**Objective:** In the following material, identify every line holding the string "agreement" and return it.

**Supplied information:**
---------------
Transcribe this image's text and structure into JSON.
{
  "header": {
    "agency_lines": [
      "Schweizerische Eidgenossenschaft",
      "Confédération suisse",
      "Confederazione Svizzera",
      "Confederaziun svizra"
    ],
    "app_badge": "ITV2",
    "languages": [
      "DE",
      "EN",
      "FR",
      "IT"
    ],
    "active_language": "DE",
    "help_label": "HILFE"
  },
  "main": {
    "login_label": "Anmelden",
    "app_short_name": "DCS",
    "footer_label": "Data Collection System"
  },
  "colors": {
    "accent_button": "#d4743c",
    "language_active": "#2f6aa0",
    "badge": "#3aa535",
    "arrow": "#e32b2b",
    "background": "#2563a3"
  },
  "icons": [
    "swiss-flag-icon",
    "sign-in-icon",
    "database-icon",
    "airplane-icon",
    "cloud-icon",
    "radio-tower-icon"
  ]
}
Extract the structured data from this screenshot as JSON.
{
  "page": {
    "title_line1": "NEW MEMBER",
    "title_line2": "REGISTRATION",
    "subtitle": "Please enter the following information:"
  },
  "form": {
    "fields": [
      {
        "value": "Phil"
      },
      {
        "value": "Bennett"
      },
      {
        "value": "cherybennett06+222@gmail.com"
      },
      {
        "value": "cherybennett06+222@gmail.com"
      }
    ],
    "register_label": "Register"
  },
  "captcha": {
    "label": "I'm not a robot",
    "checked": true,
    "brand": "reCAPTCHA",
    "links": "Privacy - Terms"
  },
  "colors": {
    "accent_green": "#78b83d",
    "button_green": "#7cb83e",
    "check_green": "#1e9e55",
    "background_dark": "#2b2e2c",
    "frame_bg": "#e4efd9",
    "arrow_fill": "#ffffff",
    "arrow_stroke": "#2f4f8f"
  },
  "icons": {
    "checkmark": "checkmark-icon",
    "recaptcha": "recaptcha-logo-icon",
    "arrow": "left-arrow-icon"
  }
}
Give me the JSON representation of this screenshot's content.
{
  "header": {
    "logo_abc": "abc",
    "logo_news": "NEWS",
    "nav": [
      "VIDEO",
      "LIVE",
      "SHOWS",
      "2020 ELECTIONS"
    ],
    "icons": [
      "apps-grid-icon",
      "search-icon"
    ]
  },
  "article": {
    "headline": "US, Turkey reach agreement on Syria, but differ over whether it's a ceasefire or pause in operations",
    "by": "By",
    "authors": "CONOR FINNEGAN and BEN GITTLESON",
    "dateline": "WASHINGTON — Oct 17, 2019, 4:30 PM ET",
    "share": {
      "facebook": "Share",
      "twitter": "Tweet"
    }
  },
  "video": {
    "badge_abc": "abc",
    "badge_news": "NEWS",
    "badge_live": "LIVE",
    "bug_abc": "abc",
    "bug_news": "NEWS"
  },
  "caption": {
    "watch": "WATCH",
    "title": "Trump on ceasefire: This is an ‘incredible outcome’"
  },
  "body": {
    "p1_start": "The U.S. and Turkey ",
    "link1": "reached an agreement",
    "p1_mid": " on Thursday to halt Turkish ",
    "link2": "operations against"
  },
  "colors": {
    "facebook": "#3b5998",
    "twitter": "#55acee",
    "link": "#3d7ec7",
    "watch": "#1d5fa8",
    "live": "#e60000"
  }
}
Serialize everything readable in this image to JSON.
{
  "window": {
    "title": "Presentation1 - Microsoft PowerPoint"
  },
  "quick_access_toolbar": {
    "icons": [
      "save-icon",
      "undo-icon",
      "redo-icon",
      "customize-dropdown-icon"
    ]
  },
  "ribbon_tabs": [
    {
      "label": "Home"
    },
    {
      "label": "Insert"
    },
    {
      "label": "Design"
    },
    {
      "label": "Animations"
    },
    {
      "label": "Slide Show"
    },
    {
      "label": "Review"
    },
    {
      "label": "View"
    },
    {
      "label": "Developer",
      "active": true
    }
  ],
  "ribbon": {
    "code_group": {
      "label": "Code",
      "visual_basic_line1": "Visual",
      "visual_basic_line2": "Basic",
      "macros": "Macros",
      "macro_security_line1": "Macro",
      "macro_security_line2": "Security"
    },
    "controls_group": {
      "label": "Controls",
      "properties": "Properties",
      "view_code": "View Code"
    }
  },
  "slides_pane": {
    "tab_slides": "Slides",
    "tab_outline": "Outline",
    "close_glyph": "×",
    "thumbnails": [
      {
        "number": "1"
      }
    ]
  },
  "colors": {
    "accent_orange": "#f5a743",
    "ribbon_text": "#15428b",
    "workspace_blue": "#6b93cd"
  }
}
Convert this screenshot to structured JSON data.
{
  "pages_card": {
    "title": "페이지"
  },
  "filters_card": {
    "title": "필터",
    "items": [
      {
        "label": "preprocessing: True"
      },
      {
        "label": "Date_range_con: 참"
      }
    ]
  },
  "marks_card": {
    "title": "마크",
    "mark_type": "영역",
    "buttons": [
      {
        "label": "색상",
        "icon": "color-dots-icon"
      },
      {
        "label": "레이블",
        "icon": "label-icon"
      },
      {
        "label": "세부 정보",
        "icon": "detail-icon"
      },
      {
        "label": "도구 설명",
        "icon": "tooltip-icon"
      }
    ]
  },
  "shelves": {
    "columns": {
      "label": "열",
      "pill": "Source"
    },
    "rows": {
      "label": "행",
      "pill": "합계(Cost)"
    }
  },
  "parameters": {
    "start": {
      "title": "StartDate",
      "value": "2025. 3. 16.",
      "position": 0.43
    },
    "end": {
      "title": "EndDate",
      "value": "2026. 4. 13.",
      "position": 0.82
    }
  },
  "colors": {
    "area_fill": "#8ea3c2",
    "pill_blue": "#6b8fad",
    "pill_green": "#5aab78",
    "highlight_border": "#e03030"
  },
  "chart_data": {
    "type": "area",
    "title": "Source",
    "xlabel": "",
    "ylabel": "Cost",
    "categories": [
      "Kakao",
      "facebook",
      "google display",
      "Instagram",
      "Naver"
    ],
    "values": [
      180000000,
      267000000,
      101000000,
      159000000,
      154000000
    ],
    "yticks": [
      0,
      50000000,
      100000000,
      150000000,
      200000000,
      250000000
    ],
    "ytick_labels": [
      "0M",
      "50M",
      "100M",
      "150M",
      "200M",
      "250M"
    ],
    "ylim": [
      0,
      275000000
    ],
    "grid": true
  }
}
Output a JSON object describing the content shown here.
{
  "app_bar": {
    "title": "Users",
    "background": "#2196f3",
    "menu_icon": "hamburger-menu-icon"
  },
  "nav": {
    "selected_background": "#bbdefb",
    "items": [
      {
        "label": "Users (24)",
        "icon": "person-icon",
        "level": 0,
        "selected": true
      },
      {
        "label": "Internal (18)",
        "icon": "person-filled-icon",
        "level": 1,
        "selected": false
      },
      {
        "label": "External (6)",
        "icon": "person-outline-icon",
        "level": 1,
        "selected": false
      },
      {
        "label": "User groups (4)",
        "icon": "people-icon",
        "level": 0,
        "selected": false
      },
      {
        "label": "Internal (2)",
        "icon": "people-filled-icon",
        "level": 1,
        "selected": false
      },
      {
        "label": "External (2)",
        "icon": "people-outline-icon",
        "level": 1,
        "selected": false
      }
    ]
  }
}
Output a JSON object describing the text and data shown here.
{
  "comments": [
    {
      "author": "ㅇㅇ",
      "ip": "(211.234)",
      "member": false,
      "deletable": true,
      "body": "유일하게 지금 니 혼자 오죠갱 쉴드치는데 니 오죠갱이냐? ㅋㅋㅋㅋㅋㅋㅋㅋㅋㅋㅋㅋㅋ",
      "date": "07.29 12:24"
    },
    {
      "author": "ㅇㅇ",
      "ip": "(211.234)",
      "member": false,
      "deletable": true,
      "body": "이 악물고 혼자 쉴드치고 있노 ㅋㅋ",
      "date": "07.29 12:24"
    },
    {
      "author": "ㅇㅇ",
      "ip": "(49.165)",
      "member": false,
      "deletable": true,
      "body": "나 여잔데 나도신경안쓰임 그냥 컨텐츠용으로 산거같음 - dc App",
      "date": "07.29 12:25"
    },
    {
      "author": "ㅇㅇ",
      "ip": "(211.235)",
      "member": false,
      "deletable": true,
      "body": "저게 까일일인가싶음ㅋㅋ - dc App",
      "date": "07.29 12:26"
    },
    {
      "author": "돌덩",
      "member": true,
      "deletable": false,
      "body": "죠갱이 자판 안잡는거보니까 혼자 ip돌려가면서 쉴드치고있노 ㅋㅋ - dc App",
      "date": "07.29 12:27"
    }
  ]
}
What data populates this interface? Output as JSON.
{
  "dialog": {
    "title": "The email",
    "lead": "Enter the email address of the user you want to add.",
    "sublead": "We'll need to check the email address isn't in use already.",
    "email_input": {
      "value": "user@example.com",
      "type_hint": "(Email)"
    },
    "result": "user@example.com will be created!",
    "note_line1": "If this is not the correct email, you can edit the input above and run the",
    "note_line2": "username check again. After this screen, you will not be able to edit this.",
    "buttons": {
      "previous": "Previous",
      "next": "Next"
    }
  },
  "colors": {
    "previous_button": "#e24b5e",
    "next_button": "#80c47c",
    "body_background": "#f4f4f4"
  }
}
---------------
**Result of this task:**
    "headline": "US, Turkey reach agreement on Syria, but differ over whether it's a ceasefire or pause in operations",
    "link1": "reached an agreement",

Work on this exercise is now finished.